===== DATASET RECORDS =====
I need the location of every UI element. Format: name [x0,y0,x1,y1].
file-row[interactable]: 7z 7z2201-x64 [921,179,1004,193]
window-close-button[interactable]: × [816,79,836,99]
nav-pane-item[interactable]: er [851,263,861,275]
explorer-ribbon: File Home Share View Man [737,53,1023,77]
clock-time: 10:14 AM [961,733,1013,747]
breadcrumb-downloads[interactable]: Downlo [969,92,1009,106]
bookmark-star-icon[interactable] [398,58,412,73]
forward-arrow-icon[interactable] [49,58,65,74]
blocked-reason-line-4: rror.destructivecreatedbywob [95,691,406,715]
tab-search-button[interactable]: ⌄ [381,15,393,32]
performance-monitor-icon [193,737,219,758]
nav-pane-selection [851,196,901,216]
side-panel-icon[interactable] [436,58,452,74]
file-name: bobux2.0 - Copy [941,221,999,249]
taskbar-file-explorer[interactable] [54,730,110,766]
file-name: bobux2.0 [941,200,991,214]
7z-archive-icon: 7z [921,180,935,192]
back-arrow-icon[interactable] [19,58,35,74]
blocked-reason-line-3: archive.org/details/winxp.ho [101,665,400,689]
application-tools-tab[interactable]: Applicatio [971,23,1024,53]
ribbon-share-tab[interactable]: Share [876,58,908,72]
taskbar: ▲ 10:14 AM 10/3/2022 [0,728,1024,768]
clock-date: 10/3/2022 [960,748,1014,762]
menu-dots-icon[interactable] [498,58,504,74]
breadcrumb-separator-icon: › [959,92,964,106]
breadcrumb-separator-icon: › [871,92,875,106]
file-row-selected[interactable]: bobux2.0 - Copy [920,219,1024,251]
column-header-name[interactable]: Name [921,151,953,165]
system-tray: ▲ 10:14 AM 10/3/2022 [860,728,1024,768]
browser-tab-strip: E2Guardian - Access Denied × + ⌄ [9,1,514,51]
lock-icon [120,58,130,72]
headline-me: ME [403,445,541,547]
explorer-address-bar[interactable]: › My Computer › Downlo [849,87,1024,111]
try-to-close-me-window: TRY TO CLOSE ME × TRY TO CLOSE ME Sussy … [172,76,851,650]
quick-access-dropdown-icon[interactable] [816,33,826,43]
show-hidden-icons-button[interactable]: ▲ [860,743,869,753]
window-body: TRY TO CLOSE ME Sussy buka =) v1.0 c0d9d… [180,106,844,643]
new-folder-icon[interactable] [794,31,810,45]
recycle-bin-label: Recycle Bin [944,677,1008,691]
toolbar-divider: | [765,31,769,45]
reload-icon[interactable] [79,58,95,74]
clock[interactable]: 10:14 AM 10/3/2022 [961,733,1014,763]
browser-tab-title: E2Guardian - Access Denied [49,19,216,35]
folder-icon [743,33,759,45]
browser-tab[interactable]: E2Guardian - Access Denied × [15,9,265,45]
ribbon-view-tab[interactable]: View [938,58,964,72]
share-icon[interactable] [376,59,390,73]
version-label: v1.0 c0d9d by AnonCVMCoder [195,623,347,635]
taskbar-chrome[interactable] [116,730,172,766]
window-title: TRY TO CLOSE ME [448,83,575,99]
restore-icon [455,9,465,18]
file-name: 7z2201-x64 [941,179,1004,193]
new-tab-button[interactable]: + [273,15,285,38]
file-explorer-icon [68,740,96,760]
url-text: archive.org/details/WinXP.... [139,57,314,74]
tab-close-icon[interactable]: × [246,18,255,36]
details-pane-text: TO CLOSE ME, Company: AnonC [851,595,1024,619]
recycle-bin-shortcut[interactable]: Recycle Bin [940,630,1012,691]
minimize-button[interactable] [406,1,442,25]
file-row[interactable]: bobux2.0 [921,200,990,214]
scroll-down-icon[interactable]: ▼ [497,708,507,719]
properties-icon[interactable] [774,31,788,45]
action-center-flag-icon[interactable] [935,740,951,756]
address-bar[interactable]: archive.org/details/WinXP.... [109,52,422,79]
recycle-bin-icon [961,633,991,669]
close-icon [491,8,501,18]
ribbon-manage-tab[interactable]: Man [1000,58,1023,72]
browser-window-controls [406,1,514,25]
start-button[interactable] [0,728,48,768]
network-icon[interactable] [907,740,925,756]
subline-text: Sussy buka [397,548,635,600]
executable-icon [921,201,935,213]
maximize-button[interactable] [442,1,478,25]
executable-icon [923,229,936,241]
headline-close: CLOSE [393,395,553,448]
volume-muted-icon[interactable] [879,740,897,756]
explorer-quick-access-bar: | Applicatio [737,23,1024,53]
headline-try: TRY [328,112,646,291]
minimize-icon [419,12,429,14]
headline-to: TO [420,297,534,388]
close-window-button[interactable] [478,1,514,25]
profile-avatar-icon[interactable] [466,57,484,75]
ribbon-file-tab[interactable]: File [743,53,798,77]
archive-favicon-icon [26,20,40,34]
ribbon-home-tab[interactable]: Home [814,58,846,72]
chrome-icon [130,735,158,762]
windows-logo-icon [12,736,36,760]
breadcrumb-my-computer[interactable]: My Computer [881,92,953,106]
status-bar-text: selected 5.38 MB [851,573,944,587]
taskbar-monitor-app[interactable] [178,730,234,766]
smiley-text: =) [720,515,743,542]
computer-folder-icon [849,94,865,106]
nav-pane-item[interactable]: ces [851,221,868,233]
=====
## YOUR TASK
Lay out everything from the top of the rows above down to the row containing "clock-time: 10:14 AM [961,733,1013,747]" as a Markdown table with the columns Number and Text, leaving out any blank lines.

## REPLY
| Number | Text |
|---|---|
| 1 | I need the location of every UI element. Format: name [x0,y0,x1,y1]. |
| 2 | file-row[interactable]: 7z 7z2201-x64 [921,179,1004,193] |
| 3 | window-close-button[interactable]: × [816,79,836,99] |
| 4 | nav-pane-item[interactable]: er [851,263,861,275] |
| 5 | explorer-ribbon: File Home Share View Man [737,53,1023,77] |
| 6 | clock-time: 10:14 AM [961,733,1013,747] |